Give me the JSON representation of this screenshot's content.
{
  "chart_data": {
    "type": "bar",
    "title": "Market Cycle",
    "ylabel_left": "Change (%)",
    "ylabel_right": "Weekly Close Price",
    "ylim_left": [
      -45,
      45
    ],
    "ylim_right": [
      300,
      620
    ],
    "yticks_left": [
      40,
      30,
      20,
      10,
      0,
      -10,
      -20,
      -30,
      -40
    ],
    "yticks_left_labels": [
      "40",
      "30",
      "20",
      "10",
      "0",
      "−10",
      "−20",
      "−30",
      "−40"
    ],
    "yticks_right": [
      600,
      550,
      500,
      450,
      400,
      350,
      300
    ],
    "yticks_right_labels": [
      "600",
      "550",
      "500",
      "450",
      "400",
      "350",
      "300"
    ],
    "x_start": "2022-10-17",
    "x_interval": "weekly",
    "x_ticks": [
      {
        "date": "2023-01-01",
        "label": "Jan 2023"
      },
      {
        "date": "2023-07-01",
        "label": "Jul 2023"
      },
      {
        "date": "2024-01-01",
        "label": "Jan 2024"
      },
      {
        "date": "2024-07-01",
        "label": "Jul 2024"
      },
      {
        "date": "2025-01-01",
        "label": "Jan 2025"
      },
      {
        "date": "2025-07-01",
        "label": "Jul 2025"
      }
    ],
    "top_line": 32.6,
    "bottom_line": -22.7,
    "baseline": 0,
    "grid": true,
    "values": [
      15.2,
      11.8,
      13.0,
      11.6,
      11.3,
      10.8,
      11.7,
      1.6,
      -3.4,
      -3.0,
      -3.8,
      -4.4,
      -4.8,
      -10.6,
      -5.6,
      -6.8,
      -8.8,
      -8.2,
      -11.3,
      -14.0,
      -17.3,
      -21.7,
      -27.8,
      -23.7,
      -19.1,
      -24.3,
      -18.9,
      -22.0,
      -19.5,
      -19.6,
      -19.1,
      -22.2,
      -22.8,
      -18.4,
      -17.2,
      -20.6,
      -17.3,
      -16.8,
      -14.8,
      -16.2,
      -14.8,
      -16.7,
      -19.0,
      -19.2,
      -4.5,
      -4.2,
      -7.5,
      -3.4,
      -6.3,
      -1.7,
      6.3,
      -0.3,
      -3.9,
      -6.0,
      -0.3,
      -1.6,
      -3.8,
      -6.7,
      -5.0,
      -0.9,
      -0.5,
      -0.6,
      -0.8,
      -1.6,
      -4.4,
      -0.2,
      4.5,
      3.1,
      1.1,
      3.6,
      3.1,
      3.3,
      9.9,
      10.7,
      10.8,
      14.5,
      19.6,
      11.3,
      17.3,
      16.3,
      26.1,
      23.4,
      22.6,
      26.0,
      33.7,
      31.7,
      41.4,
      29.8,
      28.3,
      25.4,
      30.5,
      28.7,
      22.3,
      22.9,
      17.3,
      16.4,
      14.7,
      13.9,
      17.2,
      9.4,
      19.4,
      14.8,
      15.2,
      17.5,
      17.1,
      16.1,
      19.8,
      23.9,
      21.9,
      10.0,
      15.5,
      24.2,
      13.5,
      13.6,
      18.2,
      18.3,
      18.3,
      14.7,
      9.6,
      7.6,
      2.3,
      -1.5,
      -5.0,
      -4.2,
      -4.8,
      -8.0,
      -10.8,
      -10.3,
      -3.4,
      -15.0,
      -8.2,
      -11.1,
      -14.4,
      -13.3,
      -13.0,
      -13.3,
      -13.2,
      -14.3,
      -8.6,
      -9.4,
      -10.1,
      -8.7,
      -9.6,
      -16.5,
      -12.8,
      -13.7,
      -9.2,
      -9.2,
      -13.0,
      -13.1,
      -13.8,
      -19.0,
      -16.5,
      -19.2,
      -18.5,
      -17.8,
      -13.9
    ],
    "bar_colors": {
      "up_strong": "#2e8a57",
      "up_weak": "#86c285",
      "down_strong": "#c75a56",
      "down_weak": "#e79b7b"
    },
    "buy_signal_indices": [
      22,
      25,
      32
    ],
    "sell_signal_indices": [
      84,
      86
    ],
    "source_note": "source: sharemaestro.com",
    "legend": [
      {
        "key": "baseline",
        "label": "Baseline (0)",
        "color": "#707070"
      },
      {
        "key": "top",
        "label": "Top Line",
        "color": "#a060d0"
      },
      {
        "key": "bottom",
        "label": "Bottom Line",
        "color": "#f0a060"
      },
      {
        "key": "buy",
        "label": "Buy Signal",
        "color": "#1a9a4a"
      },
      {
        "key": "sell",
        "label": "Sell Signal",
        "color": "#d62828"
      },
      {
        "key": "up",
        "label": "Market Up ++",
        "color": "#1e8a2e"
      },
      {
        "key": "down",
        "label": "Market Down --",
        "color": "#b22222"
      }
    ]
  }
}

========

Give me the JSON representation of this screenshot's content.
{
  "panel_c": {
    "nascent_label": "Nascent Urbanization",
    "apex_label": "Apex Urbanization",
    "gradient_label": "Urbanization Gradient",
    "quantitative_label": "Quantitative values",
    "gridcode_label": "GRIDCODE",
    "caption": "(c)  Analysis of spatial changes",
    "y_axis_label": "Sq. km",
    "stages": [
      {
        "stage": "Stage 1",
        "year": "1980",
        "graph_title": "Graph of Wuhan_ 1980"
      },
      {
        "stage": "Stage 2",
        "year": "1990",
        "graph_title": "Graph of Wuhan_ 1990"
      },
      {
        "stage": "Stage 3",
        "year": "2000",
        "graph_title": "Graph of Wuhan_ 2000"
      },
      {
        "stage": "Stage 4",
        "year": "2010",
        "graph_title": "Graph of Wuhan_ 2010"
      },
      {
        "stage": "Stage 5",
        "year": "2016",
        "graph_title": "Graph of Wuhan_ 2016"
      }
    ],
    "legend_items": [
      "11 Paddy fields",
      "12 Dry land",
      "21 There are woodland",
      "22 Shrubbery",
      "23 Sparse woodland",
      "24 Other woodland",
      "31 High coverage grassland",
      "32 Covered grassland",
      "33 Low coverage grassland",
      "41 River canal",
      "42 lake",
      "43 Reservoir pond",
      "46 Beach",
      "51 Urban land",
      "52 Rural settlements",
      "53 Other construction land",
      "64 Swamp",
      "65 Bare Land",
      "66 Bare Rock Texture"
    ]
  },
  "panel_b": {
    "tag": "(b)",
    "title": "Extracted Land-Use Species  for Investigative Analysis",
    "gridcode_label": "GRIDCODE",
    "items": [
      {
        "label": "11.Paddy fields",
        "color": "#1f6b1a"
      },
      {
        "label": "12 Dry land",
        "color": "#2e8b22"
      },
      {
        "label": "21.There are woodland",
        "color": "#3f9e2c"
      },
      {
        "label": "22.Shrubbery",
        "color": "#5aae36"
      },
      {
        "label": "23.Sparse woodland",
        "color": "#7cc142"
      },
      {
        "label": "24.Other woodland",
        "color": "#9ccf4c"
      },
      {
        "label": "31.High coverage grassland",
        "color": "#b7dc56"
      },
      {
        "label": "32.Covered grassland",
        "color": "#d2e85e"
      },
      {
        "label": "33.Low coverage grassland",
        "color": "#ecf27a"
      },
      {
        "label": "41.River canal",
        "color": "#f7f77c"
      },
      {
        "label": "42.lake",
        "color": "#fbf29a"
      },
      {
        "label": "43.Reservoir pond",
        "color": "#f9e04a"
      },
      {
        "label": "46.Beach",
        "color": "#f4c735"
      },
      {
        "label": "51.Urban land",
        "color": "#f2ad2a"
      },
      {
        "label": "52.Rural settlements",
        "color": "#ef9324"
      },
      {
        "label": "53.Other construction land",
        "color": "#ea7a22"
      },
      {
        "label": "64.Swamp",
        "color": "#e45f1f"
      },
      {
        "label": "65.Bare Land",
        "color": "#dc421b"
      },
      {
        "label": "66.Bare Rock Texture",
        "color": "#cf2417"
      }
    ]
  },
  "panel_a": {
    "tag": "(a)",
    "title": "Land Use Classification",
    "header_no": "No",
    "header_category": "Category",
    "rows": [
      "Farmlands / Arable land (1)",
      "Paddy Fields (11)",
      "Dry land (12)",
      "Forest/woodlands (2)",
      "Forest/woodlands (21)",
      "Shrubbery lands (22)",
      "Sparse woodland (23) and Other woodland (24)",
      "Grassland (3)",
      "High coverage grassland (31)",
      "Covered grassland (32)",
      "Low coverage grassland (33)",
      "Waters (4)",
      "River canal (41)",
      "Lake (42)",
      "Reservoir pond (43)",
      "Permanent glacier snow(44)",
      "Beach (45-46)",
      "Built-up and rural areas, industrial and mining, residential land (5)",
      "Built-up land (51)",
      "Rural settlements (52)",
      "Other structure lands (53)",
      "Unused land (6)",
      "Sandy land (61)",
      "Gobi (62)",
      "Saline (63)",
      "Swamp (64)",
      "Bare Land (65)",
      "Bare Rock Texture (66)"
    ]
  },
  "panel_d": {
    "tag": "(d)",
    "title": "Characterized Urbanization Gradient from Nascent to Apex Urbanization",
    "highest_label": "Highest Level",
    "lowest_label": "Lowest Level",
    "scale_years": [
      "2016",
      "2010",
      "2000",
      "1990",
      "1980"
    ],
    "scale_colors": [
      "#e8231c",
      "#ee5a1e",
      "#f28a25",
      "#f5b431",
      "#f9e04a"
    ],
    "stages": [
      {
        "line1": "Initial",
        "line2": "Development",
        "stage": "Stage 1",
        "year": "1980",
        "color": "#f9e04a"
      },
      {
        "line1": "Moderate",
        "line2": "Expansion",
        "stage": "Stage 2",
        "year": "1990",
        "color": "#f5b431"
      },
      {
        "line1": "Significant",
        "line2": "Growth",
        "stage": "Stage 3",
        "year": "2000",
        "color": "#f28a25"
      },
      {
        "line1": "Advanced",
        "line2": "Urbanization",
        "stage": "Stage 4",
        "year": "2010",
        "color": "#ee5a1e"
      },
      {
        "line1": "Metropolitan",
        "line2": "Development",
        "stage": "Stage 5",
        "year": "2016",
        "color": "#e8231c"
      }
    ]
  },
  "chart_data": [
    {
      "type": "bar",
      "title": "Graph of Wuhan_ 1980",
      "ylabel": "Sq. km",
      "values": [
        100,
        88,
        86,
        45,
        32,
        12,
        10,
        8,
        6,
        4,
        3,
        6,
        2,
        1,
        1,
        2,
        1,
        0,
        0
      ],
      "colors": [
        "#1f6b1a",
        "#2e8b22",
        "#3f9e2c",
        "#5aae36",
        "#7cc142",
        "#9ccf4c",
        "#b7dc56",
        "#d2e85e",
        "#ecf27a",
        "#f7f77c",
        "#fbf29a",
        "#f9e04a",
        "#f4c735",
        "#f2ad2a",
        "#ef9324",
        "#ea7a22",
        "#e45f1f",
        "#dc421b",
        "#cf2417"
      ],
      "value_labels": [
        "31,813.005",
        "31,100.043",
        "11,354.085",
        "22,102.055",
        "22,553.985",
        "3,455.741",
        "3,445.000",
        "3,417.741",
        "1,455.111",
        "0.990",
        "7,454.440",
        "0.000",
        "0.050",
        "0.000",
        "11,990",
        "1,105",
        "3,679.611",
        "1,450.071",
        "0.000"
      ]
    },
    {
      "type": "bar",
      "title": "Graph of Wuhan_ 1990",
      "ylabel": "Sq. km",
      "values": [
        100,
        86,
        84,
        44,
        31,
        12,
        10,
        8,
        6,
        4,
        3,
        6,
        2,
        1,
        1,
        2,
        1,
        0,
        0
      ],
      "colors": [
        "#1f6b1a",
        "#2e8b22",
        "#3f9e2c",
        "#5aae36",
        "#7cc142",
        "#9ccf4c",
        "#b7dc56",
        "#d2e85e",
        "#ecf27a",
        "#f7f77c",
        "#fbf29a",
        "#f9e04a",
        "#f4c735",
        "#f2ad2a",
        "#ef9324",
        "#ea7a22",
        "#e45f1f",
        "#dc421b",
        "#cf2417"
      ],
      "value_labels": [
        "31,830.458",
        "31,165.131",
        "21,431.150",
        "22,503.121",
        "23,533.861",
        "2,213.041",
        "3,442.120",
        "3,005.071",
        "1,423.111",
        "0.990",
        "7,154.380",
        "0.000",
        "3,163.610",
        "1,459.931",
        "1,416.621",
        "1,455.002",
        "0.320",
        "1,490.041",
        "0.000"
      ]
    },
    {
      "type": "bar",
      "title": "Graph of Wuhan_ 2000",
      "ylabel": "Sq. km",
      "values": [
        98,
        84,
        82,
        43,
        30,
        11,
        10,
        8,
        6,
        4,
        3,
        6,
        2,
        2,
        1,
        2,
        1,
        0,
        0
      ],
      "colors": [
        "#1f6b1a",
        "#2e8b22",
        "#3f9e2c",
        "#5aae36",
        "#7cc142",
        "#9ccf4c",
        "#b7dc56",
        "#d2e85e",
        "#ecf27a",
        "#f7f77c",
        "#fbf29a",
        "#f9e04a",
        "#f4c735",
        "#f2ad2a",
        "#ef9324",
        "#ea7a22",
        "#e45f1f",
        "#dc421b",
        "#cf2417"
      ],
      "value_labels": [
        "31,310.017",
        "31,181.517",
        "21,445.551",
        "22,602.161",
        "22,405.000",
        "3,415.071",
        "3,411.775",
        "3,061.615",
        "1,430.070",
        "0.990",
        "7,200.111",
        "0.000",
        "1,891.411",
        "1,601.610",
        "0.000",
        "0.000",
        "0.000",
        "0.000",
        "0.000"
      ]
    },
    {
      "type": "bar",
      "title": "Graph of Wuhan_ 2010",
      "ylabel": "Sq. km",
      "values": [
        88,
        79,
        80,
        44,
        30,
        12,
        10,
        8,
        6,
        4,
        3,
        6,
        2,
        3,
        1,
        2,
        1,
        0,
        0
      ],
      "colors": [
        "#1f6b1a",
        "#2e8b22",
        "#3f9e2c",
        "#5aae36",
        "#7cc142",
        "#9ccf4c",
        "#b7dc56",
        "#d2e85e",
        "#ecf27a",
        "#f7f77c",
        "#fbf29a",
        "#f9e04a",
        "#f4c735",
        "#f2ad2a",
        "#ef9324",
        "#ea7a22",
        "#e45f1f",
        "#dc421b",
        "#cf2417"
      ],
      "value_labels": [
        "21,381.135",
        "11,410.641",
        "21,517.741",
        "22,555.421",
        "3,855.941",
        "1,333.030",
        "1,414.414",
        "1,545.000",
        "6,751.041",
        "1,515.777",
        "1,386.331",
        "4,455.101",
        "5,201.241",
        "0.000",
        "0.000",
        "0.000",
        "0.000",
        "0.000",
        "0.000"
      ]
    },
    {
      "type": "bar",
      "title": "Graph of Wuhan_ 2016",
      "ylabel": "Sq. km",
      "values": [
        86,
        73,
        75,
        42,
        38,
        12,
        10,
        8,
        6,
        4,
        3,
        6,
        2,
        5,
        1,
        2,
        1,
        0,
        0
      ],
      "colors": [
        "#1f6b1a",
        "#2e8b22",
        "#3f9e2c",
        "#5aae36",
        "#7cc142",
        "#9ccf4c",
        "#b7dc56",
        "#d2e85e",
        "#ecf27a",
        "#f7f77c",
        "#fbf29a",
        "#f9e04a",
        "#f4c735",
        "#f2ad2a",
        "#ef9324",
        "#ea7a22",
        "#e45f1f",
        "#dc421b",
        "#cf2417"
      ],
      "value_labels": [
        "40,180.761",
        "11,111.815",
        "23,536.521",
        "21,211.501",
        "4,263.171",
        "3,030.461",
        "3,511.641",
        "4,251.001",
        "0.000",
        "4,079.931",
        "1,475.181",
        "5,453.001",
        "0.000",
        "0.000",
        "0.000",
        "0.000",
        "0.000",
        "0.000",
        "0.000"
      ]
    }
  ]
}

========

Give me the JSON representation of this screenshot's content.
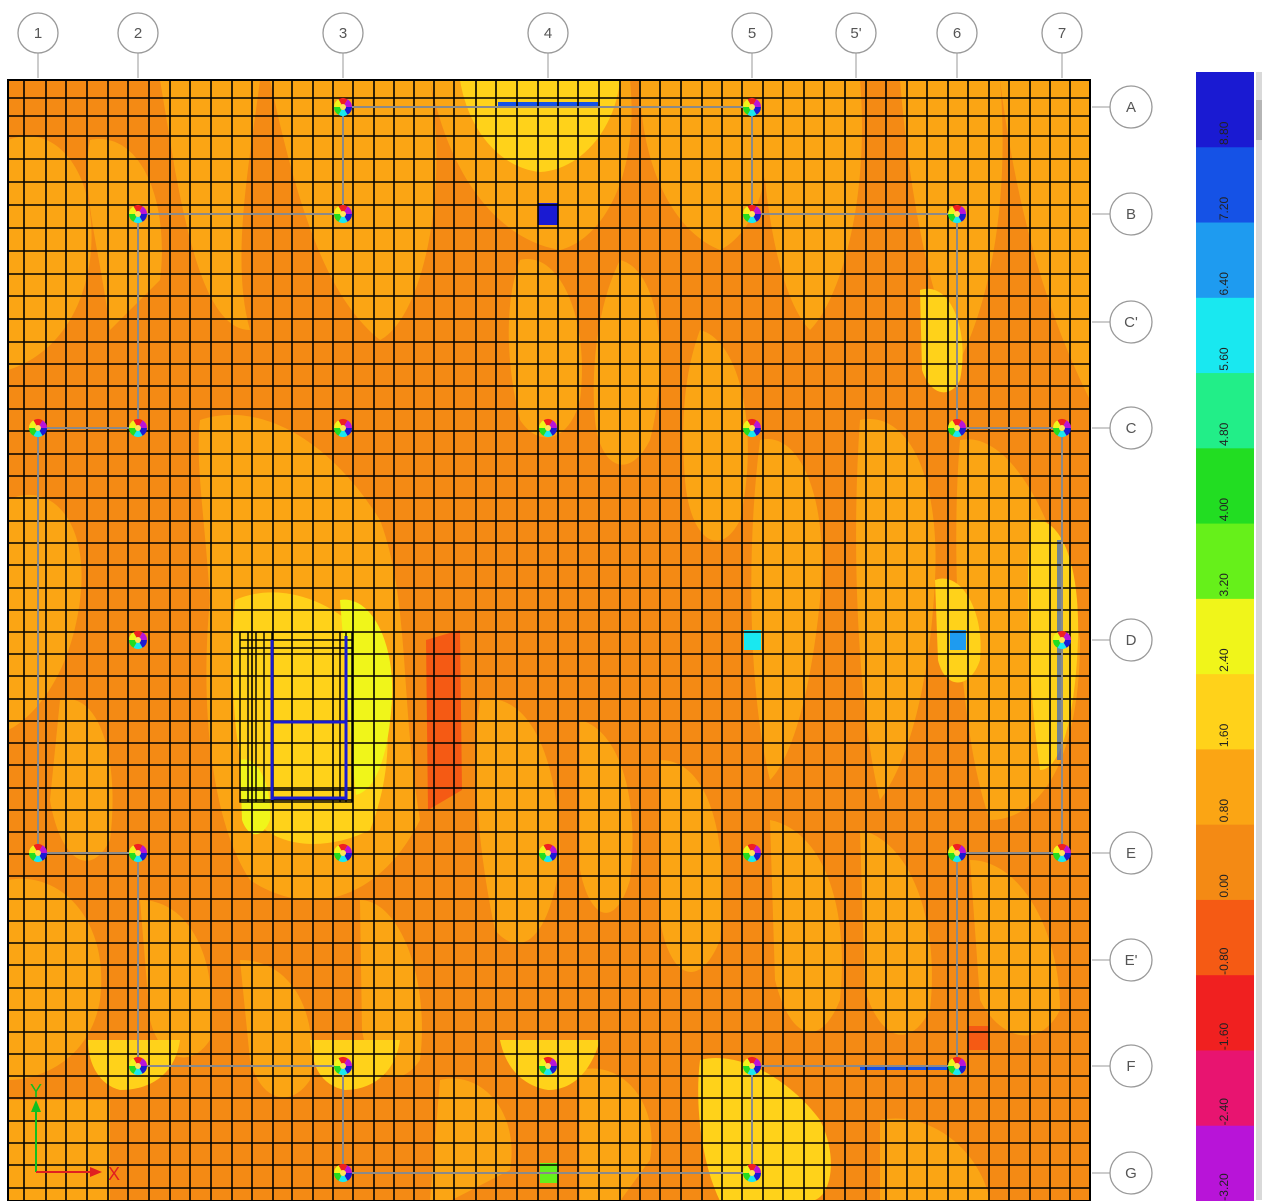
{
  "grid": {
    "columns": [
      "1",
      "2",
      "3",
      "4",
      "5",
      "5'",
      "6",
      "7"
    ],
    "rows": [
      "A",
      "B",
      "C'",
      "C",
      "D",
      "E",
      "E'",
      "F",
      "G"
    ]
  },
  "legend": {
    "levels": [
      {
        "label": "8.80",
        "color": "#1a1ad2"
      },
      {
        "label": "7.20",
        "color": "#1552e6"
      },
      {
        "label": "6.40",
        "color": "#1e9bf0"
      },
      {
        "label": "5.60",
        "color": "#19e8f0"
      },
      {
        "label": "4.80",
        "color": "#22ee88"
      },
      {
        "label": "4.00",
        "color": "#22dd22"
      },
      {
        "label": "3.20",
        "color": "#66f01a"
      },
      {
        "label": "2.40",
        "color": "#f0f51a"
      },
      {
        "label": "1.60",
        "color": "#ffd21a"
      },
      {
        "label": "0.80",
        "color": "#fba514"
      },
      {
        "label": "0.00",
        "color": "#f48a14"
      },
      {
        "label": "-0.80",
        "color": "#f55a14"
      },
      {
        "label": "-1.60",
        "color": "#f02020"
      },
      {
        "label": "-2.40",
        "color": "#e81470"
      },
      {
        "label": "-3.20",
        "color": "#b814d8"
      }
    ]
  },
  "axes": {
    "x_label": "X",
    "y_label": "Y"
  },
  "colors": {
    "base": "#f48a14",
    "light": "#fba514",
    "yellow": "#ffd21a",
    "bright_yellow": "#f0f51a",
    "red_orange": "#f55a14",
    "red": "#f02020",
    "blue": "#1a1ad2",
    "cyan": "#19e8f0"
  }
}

========

Report back each line of the entries that holds the string "Forest".

      "Forest/woodlands (2)",
      "Forest/woodlands (21)",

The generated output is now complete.